PROVIDED RECORDS =
===
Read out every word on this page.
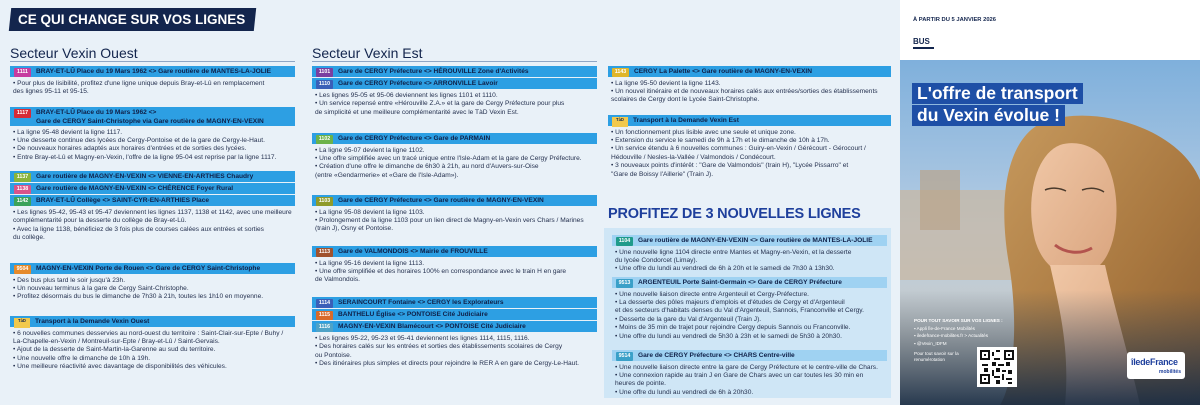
CE QUI CHANGE SUR VOS LIGNES
Secteur Vexin Ouest	Secteur Vexin Est
PROFITEZ DE 3 NOUVELLES LIGNES
1111	BRAY-ET-LÛ Place du 19 Mars 1962 <> Gare routière de MANTES-LA-JOLIE
• Pour plus de lisibilité, profitez d'une ligne unique depuis Bray-et-Lû en remplacement
des lignes 95-11 et 95-15.
1117	BRAY-ET-LÛ Place du 19 Mars 1962 <>
Gare de CERGY Saint-Christophe via Gare routière de MAGNY-EN-VEXIN
• La ligne 95-48 devient la ligne 1117.
• Une desserte continue des lycées de Cergy-Pontoise et de la gare de Cergy-le-Haut.
• De nouveaux horaires adaptés aux horaires d'entrées et de sorties des lycées.
• Entre Bray-et-Lû et Magny-en-Vexin, l'offre de la ligne 95-04 est reprise par la ligne 1117.
1137	Gare routière de MAGNY-EN-VEXIN <> VIENNE-EN-ARTHIES Chaudry
1138	Gare routière de MAGNY-EN-VEXIN <> CHÉRENCE Foyer Rural
1142	BRAY-ET-LÛ Collège <> SAINT-CYR-EN-ARTHIES Place
• Les lignes 95-42, 95-43 et 95-47 deviennent les lignes 1137, 1138 et 1142, avec une meilleure
complémentarité pour la desserte du collège de Bray-et-Lû.
• Avec la ligne 1138, bénéficiez de 3 fois plus de courses calées aux entrées et sorties
du collège.
9504	MAGNY-EN-VEXIN Porte de Rouen <> Gare de CERGY Saint-Christophe
• Des bus plus tard le soir jusqu'à 23h.
• Un nouveau terminus à la gare de Cergy Saint-Christophe.
• Profitez désormais du bus le dimanche de 7h30 à 21h, toutes les 1h10 en moyenne.
TàD	Transport à la Demande Vexin Ouest
• 6 nouvelles communes desservies au nord-ouest du territoire : Saint-Clair-sur-Epte / Buhy /
La-Chapelle-en-Vexin / Montreuil-sur-Epte / Bray-et-Lû / Saint-Gervais.
• Ajout de la desserte de Saint-Martin-la-Garenne au sud du territoire.
• Une nouvelle offre le dimanche de 10h à 19h.
• Une meilleure réactivité avec davantage de disponibilités des véhicules.
1101	Gare de CERGY Préfecture <> HÉROUVILLE Zone d'Activités
1110	Gare de CERGY Préfecture <> ARRONVILLE Lavoir
• Les lignes 95-05 et 95-06 deviennent les lignes 1101 et 1110.
• Un service repensé entre «Hérouville Z.A.» et la gare de Cergy Préfecture pour plus
de simplicité et une meilleure complémentarité avec le TàD Vexin Est.
1102	Gare de CERGY Préfecture <> Gare de PARMAIN
• La ligne 95-07 devient la ligne 1102.
• Une offre simplifiée avec un tracé unique entre l'Isle-Adam et la gare de Cergy Préfecture.
• Création d'une offre le dimanche de 6h30 à 21h, au nord d'Auvers-sur-Oise
(entre «Gendarmerie» et «Gare de l'Isle-Adam»).
1103	Gare de CERGY Préfecture <> Gare routière de MAGNY-EN-VEXIN
• La ligne 95-08 devient la ligne 1103.
• Prolongement de la ligne 1103 pour un lien direct de Magny-en-Vexin vers Chars / Marines
(train J), Osny et Pontoise.
1113	Gare de VALMONDOIS <> Mairie de FROUVILLE
• La ligne 95-16 devient la ligne 1113.
• Une offre simplifiée et des horaires 100% en correspondance avec le train H en gare
de Valmondois.
1114	SERAINCOURT Fontaine <> CERGY les Explorateurs
1115	BANTHELU Église <> PONTOISE Cité Judiciaire
1116	MAGNY-EN-VEXIN Blamécourt <> PONTOISE Cité Judiciaire
• Les lignes 95-22, 95-23 et 95-41 deviennent les lignes 1114, 1115, 1116.
• Des horaires calés sur les entrées et sorties des établissements scolaires de Cergy
ou Pontoise.
• Des itinéraires plus simples et directs pour rejoindre le RER A en gare de Cergy-Le-Haut.
1143	CERGY La Palette <> Gare routière de MAGNY-EN-VEXIN
• La ligne 95-50 devient la ligne 1143.
• Un nouvel itinéraire et de nouveaux horaires calés aux entrées/sorties des établissements
scolaires de Cergy dont le Lycée Saint-Christophe.
TàD	Transport à la Demande Vexin Est
• Un fonctionnement plus lisible avec une seule et unique zone.
• Extension du service le samedi de 9h à 17h et le dimanche de 10h à 17h.
• Un service étendu à 6 nouvelles communes : Guiry-en-Vexin / Gérécourt - Gérocourt /
Hédouville / Nesles-la-Vallée / Valmondois / Condécourt.
• 3 nouveaux points d'intérêt : "Gare de Valmondois" (train H), "Lycée Pissarro" et
"Gare de Boissy l'Aillerie" (Train J).
1104	Gare routière de MAGNY-EN-VEXIN <> Gare routière de MANTES-LA-JOLIE
• Une nouvelle ligne 1104 directe entre Mantes et Magny-en-Vexin, et la desserte
du lycée Condorcet (Limay).
• Une offre du lundi au vendredi de 6h à 20h et le samedi de 7h30 à 13h30.
9513	ARGENTEUIL Porte Saint-Germain <> Gare de CERGY Préfecture
• Une nouvelle liaison directe entre Argenteuil et Cergy-Préfecture.
• La desserte des pôles majeurs d'emplois et d'études de Cergy et d'Argenteuil
et des secteurs d'habitats denses du Val d'Argenteuil, Sannois, Franconville et Cergy.
• Desserte de la gare du Val d'Argenteuil (Train J).
• Moins de 35 min de trajet pour rejoindre Cergy depuis Sannois ou Franconville.
• Une offre du lundi au vendredi de 5h30 à 23h et le samedi de 5h30 à 20h30.
9514	Gare de CERGY Préfecture <> CHARS Centre-ville
• Une nouvelle liaison directe entre la gare de Cergy Préfecture et le centre-ville de Chars.
• Une connexion rapide au train J en Gare de Chars avec un car toutes les 30 min en heures de pointe.
• Une offre du lundi au vendredi de 6h à 20h30.
À PARTIR DU 5 JANVIER 2026
BUS
L'offre de transport
du Vexin évolue !
POUR TOUT SAVOIR SUR VOS LIGNES :
▪ Appli Île-de-France Mobilités
▪ iledefrance-mobilites.fr > Actualités
▪ @Vexin_IDFM
Pour tout savoir sur la renumérotation	îledeFrance
mobilités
===
WHAT TO DO = Repeat the material above word for word, please, apart from its images.

FINISHED TASK =
Read out every word on this page.
CE QUI CHANGE SUR VOS LIGNES
Secteur Vexin Ouest	Secteur Vexin Est
PROFITEZ DE 3 NOUVELLES LIGNES
1111	BRAY-ET-LÛ Place du 19 Mars 1962 <> Gare routière de MANTES-LA-JOLIE
• Pour plus de lisibilité, profitez d'une ligne unique depuis Bray-et-Lû en remplacement
des lignes 95-11 et 95-15.
1117	BRAY-ET-LÛ Place du 19 Mars 1962 <>
Gare de CERGY Saint-Christophe via Gare routière de MAGNY-EN-VEXIN
• La ligne 95-48 devient la ligne 1117.
• Une desserte continue des lycées de Cergy-Pontoise et de la gare de Cergy-le-Haut.
• De nouveaux horaires adaptés aux horaires d'entrées et de sorties des lycées.
• Entre Bray-et-Lû et Magny-en-Vexin, l'offre de la ligne 95-04 est reprise par la ligne 1117.
1137	Gare routière de MAGNY-EN-VEXIN <> VIENNE-EN-ARTHIES Chaudry
1138	Gare routière de MAGNY-EN-VEXIN <> CHÉRENCE Foyer Rural
1142	BRAY-ET-LÛ Collège <> SAINT-CYR-EN-ARTHIES Place
• Les lignes 95-42, 95-43 et 95-47 deviennent les lignes 1137, 1138 et 1142, avec une meilleure
complémentarité pour la desserte du collège de Bray-et-Lû.
• Avec la ligne 1138, bénéficiez de 3 fois plus de courses calées aux entrées et sorties
du collège.
9504	MAGNY-EN-VEXIN Porte de Rouen <> Gare de CERGY Saint-Christophe
• Des bus plus tard le soir jusqu'à 23h.
• Un nouveau terminus à la gare de Cergy Saint-Christophe.
• Profitez désormais du bus le dimanche de 7h30 à 21h, toutes les 1h10 en moyenne.
TàD	Transport à la Demande Vexin Ouest
• 6 nouvelles communes desservies au nord-ouest du territoire : Saint-Clair-sur-Epte / Buhy /
La-Chapelle-en-Vexin / Montreuil-sur-Epte / Bray-et-Lû / Saint-Gervais.
• Ajout de la desserte de Saint-Martin-la-Garenne au sud du territoire.
• Une nouvelle offre le dimanche de 10h à 19h.
• Une meilleure réactivité avec davantage de disponibilités des véhicules.
1101	Gare de CERGY Préfecture <> HÉROUVILLE Zone d'Activités
1110	Gare de CERGY Préfecture <> ARRONVILLE Lavoir
• Les lignes 95-05 et 95-06 deviennent les lignes 1101 et 1110.
• Un service repensé entre «Hérouville Z.A.» et la gare de Cergy Préfecture pour plus
de simplicité et une meilleure complémentarité avec le TàD Vexin Est.
1102	Gare de CERGY Préfecture <> Gare de PARMAIN
• La ligne 95-07 devient la ligne 1102.
• Une offre simplifiée avec un tracé unique entre l'Isle-Adam et la gare de Cergy Préfecture.
• Création d'une offre le dimanche de 6h30 à 21h, au nord d'Auvers-sur-Oise
(entre «Gendarmerie» et «Gare de l'Isle-Adam»).
1103	Gare de CERGY Préfecture <> Gare routière de MAGNY-EN-VEXIN
• La ligne 95-08 devient la ligne 1103.
• Prolongement de la ligne 1103 pour un lien direct de Magny-en-Vexin vers Chars / Marines
(train J), Osny et Pontoise.
1113	Gare de VALMONDOIS <> Mairie de FROUVILLE
• La ligne 95-16 devient la ligne 1113.
• Une offre simplifiée et des horaires 100% en correspondance avec le train H en gare
de Valmondois.
1114	SERAINCOURT Fontaine <> CERGY les Explorateurs
1115	BANTHELU Église <> PONTOISE Cité Judiciaire
1116	MAGNY-EN-VEXIN Blamécourt <> PONTOISE Cité Judiciaire
• Les lignes 95-22, 95-23 et 95-41 deviennent les lignes 1114, 1115, 1116.
• Des horaires calés sur les entrées et sorties des établissements scolaires de Cergy
ou Pontoise.
• Des itinéraires plus simples et directs pour rejoindre le RER A en gare de Cergy-Le-Haut.
1143	CERGY La Palette <> Gare routière de MAGNY-EN-VEXIN
• La ligne 95-50 devient la ligne 1143.
• Un nouvel itinéraire et de nouveaux horaires calés aux entrées/sorties des établissements
scolaires de Cergy dont le Lycée Saint-Christophe.
TàD	Transport à la Demande Vexin Est
• Un fonctionnement plus lisible avec une seule et unique zone.
• Extension du service le samedi de 9h à 17h et le dimanche de 10h à 17h.
• Un service étendu à 6 nouvelles communes : Guiry-en-Vexin / Gérécourt - Gérocourt /
Hédouville / Nesles-la-Vallée / Valmondois / Condécourt.
• 3 nouveaux points d'intérêt : "Gare de Valmondois" (train H), "Lycée Pissarro" et
"Gare de Boissy l'Aillerie" (Train J).
1104	Gare routière de MAGNY-EN-VEXIN <> Gare routière de MANTES-LA-JOLIE
• Une nouvelle ligne 1104 directe entre Mantes et Magny-en-Vexin, et la desserte
du lycée Condorcet (Limay).
• Une offre du lundi au vendredi de 6h à 20h et le samedi de 7h30 à 13h30.
9513	ARGENTEUIL Porte Saint-Germain <> Gare de CERGY Préfecture
• Une nouvelle liaison directe entre Argenteuil et Cergy-Préfecture.
• La desserte des pôles majeurs d'emplois et d'études de Cergy et d'Argenteuil
et des secteurs d'habitats denses du Val d'Argenteuil, Sannois, Franconville et Cergy.
• Desserte de la gare du Val d'Argenteuil (Train J).
• Moins de 35 min de trajet pour rejoindre Cergy depuis Sannois ou Franconville.
• Une offre du lundi au vendredi de 5h30 à 23h et le samedi de 5h30 à 20h30.
9514	Gare de CERGY Préfecture <> CHARS Centre-ville
• Une nouvelle liaison directe entre la gare de Cergy Préfecture et le centre-ville de Chars.
• Une connexion rapide au train J en Gare de Chars avec un car toutes les 30 min en heures de pointe.
• Une offre du lundi au vendredi de 6h à 20h30.
À PARTIR DU 5 JANVIER 2026
BUS
L'offre de transport
du Vexin évolue !
POUR TOUT SAVOIR SUR VOS LIGNES :
▪ Appli Île-de-France Mobilités
▪ iledefrance-mobilites.fr > Actualités
▪ @Vexin_IDFM
Pour tout savoir sur la renumérotation	îledeFrance
mobilités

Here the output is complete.